▶ **Exercise brief**
Without the pictures, set down the records below word for word.

▶ **Data to process**
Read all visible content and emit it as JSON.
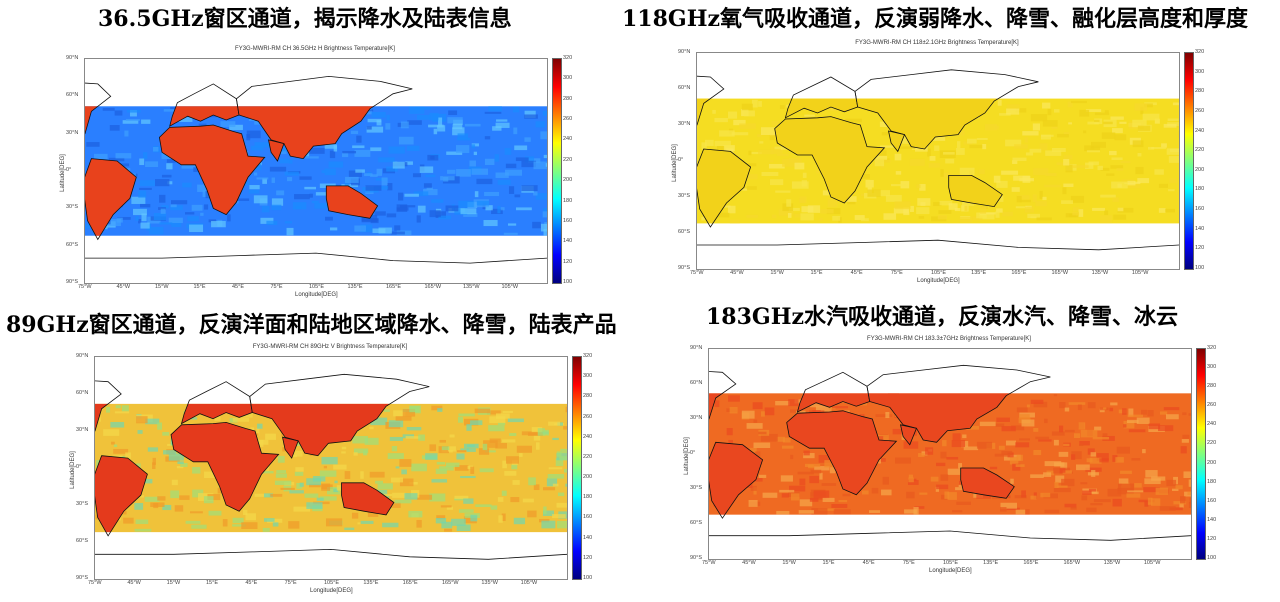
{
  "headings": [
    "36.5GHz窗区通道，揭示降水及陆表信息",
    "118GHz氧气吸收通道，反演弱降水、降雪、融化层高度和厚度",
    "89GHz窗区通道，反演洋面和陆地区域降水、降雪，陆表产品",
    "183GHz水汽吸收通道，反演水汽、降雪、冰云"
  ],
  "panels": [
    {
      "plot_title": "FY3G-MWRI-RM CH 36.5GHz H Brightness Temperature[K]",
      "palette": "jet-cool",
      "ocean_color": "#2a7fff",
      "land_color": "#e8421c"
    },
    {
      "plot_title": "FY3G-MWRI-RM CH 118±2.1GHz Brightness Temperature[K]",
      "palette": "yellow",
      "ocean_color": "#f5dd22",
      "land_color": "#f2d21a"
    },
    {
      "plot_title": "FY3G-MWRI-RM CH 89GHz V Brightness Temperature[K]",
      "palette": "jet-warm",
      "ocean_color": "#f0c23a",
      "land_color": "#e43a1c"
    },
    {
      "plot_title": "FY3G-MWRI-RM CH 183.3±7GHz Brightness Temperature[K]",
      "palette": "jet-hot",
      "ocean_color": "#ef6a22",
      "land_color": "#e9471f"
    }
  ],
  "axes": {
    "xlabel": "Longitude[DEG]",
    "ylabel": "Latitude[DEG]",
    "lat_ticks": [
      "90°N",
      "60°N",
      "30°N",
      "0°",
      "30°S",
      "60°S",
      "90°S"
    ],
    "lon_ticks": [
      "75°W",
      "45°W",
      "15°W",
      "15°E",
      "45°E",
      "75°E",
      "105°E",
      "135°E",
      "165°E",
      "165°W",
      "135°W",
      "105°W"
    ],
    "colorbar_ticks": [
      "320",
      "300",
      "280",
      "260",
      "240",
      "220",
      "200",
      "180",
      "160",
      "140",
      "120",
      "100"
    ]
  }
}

▶ **Final answer**
Read all visible content and emit it as JSON.
{
  "headings": [
    "36.5GHz窗区通道，揭示降水及陆表信息",
    "118GHz氧气吸收通道，反演弱降水、降雪、融化层高度和厚度",
    "89GHz窗区通道，反演洋面和陆地区域降水、降雪，陆表产品",
    "183GHz水汽吸收通道，反演水汽、降雪、冰云"
  ],
  "panels": [
    {
      "plot_title": "FY3G-MWRI-RM CH 36.5GHz H Brightness Temperature[K]",
      "palette": "jet-cool",
      "ocean_color": "#2a7fff",
      "land_color": "#e8421c"
    },
    {
      "plot_title": "FY3G-MWRI-RM CH 118±2.1GHz Brightness Temperature[K]",
      "palette": "yellow",
      "ocean_color": "#f5dd22",
      "land_color": "#f2d21a"
    },
    {
      "plot_title": "FY3G-MWRI-RM CH 89GHz V Brightness Temperature[K]",
      "palette": "jet-warm",
      "ocean_color": "#f0c23a",
      "land_color": "#e43a1c"
    },
    {
      "plot_title": "FY3G-MWRI-RM CH 183.3±7GHz Brightness Temperature[K]",
      "palette": "jet-hot",
      "ocean_color": "#ef6a22",
      "land_color": "#e9471f"
    }
  ],
  "axes": {
    "xlabel": "Longitude[DEG]",
    "ylabel": "Latitude[DEG]",
    "lat_ticks": [
      "90°N",
      "60°N",
      "30°N",
      "0°",
      "30°S",
      "60°S",
      "90°S"
    ],
    "lon_ticks": [
      "75°W",
      "45°W",
      "15°W",
      "15°E",
      "45°E",
      "75°E",
      "105°E",
      "135°E",
      "165°E",
      "165°W",
      "135°W",
      "105°W"
    ],
    "colorbar_ticks": [
      "320",
      "300",
      "280",
      "260",
      "240",
      "220",
      "200",
      "180",
      "160",
      "140",
      "120",
      "100"
    ]
  }
}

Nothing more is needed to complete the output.